Nous évoluons, par ailleurs, dans un contexte de sous-investissement dans la production électrique, malgré les soutiens financiers colossaux aux fournisseurs alternatifs. En effet, la part des énergies renouvelables est encore largement minoritaire dans la consommation énergétique des ménages et des entreprises, loin des objectifs du paquet énergie-climat.
Celui-ci prévoit, en effet, de réduire les émissions de gaz à effet de serre à l’horizon de 2030 d’au moins 40 % par rapport à 1990, et de porter la part des énergies renouvelables à 32 %.
Parallèlement, la précarité énergétique augmente dans notre pays, touchant un ménage sur cinq. Pourtant, l’électricité est un bien essentiel et l’accès à l’énergie à un prix abordable est un droit que l’on doit garantir à tous les usagers, car il participe pleinement au droit au logement décent reconnu de valeur constitutionnelle.

(Données enregistrées)
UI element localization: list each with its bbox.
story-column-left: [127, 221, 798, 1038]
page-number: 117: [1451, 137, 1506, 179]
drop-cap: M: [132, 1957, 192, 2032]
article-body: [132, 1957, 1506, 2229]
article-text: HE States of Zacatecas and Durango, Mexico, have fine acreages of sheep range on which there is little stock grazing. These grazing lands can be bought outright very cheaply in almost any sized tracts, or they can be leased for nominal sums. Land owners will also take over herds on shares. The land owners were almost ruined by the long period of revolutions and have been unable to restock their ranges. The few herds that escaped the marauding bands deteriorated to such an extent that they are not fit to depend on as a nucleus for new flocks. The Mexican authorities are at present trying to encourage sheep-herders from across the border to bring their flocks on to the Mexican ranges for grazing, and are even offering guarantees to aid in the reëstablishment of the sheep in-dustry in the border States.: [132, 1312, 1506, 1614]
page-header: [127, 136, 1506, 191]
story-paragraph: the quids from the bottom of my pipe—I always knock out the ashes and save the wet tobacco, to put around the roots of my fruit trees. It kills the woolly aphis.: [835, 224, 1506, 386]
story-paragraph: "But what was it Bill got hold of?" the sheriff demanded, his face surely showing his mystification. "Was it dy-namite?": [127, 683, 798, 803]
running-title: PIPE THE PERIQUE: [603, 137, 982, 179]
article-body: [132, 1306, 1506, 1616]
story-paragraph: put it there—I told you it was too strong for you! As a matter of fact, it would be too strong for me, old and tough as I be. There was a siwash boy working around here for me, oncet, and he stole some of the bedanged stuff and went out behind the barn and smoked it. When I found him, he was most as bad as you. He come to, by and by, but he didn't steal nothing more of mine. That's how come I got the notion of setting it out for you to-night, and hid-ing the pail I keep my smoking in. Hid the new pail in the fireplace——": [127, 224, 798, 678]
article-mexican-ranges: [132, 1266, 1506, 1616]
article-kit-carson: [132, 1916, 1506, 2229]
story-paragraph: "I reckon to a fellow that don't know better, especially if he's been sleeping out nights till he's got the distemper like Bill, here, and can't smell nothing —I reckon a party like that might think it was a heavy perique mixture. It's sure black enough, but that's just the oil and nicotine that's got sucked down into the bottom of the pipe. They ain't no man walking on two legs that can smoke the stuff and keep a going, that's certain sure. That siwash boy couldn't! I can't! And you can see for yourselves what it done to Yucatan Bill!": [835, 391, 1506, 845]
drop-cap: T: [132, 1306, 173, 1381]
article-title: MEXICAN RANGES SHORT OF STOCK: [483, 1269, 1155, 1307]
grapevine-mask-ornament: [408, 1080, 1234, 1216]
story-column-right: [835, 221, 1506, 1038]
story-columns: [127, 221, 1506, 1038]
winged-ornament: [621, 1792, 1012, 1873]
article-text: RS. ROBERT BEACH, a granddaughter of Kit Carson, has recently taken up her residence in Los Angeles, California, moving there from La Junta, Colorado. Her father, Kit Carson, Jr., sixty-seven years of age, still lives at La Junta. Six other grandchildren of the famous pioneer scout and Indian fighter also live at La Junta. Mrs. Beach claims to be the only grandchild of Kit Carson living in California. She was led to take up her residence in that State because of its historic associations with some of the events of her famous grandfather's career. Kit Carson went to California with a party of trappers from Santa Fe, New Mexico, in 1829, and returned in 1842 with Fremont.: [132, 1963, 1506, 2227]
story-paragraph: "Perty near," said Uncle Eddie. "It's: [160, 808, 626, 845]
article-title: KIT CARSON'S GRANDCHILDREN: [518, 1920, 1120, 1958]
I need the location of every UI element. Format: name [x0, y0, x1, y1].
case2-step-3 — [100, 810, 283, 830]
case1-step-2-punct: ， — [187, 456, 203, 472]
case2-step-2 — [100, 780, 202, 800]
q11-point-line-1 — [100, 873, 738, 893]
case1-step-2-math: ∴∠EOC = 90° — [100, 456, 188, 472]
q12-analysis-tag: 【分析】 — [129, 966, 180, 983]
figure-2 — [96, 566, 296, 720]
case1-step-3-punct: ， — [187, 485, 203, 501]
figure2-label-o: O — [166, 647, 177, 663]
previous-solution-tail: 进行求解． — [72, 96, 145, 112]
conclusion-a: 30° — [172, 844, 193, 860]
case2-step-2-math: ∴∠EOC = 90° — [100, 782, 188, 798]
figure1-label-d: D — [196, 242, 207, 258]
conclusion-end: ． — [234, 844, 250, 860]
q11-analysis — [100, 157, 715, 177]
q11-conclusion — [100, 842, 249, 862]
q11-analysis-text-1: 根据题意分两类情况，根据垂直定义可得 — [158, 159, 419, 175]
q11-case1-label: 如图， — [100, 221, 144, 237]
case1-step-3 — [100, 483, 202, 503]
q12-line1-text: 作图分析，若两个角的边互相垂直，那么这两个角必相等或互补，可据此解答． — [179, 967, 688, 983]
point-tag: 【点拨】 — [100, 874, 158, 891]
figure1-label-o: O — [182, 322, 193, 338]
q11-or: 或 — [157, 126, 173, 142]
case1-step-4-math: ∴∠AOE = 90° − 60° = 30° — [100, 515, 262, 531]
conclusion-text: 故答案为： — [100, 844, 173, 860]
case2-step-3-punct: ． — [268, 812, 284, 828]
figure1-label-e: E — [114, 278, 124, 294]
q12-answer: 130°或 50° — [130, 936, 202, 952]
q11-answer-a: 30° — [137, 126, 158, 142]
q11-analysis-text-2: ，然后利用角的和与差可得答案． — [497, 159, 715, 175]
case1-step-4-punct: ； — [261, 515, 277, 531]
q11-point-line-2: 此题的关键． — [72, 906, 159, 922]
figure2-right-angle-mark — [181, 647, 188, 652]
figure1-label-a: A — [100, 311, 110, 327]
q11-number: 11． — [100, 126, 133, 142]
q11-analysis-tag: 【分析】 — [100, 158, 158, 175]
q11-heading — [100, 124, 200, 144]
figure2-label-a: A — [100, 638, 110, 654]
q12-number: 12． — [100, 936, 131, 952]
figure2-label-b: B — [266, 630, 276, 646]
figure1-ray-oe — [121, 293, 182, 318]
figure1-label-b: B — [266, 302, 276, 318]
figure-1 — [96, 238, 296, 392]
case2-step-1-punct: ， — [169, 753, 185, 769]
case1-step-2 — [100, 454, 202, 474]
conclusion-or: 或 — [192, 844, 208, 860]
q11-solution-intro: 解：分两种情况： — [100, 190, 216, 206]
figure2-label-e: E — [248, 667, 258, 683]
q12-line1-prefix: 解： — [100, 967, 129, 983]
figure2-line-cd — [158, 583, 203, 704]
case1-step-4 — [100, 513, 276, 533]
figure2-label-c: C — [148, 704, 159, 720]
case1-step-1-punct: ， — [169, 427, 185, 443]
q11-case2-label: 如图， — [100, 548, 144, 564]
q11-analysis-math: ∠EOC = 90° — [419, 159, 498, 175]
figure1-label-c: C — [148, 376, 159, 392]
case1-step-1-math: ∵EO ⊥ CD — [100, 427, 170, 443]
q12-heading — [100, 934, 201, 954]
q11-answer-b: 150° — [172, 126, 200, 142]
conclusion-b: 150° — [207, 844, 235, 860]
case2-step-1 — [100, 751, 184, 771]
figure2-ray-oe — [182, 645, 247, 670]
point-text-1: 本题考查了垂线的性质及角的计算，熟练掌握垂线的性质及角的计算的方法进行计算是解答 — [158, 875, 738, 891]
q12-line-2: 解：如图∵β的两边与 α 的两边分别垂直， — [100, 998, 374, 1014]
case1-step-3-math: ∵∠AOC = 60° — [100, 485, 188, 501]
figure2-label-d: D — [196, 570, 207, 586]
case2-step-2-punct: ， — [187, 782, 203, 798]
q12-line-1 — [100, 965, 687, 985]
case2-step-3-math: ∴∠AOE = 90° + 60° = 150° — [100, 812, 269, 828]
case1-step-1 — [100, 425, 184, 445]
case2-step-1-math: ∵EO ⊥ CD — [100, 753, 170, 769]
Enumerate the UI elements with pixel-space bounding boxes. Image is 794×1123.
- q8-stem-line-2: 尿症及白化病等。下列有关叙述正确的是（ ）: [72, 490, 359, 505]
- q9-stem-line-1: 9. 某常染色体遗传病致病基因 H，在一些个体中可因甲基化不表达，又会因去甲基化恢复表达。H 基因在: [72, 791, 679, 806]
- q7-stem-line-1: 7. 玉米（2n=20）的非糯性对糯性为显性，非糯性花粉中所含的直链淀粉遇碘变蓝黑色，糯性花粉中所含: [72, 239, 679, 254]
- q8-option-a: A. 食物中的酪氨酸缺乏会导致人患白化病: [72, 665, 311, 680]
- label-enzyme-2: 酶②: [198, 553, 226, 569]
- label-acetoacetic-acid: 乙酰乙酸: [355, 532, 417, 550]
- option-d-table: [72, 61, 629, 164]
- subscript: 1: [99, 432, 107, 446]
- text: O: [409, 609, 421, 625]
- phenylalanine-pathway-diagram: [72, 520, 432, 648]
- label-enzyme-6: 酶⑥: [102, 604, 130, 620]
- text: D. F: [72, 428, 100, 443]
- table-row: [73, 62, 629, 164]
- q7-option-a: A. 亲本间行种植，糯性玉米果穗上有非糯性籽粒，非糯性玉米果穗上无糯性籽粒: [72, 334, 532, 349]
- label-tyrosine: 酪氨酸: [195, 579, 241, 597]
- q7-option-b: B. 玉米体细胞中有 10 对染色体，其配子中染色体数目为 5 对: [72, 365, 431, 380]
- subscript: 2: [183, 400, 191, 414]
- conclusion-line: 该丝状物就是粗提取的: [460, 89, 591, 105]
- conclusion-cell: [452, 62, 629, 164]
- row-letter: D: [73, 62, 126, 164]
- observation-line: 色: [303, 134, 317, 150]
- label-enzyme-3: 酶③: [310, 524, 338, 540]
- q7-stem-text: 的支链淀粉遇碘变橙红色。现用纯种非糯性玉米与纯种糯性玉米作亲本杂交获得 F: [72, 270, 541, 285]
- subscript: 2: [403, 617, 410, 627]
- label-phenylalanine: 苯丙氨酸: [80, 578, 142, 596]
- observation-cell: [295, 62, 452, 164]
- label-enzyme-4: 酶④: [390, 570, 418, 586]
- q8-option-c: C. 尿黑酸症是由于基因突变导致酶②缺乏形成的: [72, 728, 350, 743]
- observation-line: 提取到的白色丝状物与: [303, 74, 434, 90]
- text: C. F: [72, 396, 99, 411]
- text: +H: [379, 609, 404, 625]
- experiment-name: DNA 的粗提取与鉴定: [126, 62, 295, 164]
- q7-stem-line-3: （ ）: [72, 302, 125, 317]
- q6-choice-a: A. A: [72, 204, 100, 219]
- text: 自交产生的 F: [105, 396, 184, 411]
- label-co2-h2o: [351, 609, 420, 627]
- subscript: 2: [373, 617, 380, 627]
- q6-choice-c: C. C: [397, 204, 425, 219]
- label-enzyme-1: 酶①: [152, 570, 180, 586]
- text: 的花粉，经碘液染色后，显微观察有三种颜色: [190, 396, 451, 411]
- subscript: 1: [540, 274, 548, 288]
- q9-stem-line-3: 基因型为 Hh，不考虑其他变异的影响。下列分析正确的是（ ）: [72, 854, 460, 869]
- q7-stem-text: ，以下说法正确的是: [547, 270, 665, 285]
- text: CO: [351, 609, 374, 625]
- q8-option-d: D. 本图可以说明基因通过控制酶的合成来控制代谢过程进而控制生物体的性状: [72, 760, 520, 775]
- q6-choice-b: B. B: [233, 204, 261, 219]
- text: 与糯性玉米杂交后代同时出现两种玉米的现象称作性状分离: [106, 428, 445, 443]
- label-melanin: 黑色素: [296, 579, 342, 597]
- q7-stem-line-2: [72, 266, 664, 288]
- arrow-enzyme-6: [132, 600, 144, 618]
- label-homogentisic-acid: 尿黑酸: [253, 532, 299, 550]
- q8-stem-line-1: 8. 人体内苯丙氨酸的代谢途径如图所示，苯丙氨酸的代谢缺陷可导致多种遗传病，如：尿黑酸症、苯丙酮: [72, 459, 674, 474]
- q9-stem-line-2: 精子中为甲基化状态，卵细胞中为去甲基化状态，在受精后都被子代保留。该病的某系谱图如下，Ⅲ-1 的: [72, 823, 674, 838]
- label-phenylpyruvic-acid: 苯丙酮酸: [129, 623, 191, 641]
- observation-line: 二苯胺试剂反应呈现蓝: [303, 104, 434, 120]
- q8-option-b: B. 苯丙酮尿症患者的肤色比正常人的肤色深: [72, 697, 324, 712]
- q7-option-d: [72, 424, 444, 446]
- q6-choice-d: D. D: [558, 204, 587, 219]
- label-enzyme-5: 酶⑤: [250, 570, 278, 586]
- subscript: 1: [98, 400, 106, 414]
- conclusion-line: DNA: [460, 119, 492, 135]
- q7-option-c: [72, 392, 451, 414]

▸ **CONSIGNE**
Prolongez le texte sur l'électricité et la précarité énergétique à la suite de sa dernière phrase.

▸ **CORRIGÉ**
L’État dispose d’une responsabilité première sur l’organisation de ce secteur. Si EDF, qu’il détient à 83,6 %, reste un géant au premier rang mondial, dont le chiffre d’affaires atteignait 69 milliards d’euros en 2018, il n’en demeure pas moins que le groupe est endetté à hauteur de 41 milliards d’euros. Le secteur électrique est fragilisé, en particulier la filière nucléaire. Autrefois fierté de la Nation, elle suscite la défiance depuis l’accident de Fukushima, et l’on s’interroge sur la durée de vie soutenable des centrales pour garantir la sécurité de tous.
Réduire l’activité d’EDF au nucléaire comme l’a laissé entendre le président Macron lors de son discours du Creusot est mortifère. Prétendre résoudre tous les dysfonctionnements en généralisant le marché, en éclatant un peu plus le groupe, en segmentant les activités et en privatisant les énergies renouvelables et le réseau de distribution est un non-sens. Ce serait une fuite en avant, alors que l’urgence climatique exige une planification et des investissements massifs de long terme, incompatibles avec le marché, puisqu’ils exigent une forte maîtrise publique.
Nous le répétons encore une fois, l’avenir d’EDF ne peut se négocier dans l’opacité et le secret, c’est l’affaire de tous.
La réponse du Premier ministre qui explique que « les négociations avec Bruxelles se poursuivent et qu’aucun accord n’a été trouvé à ce stade » peine à nous convaincre.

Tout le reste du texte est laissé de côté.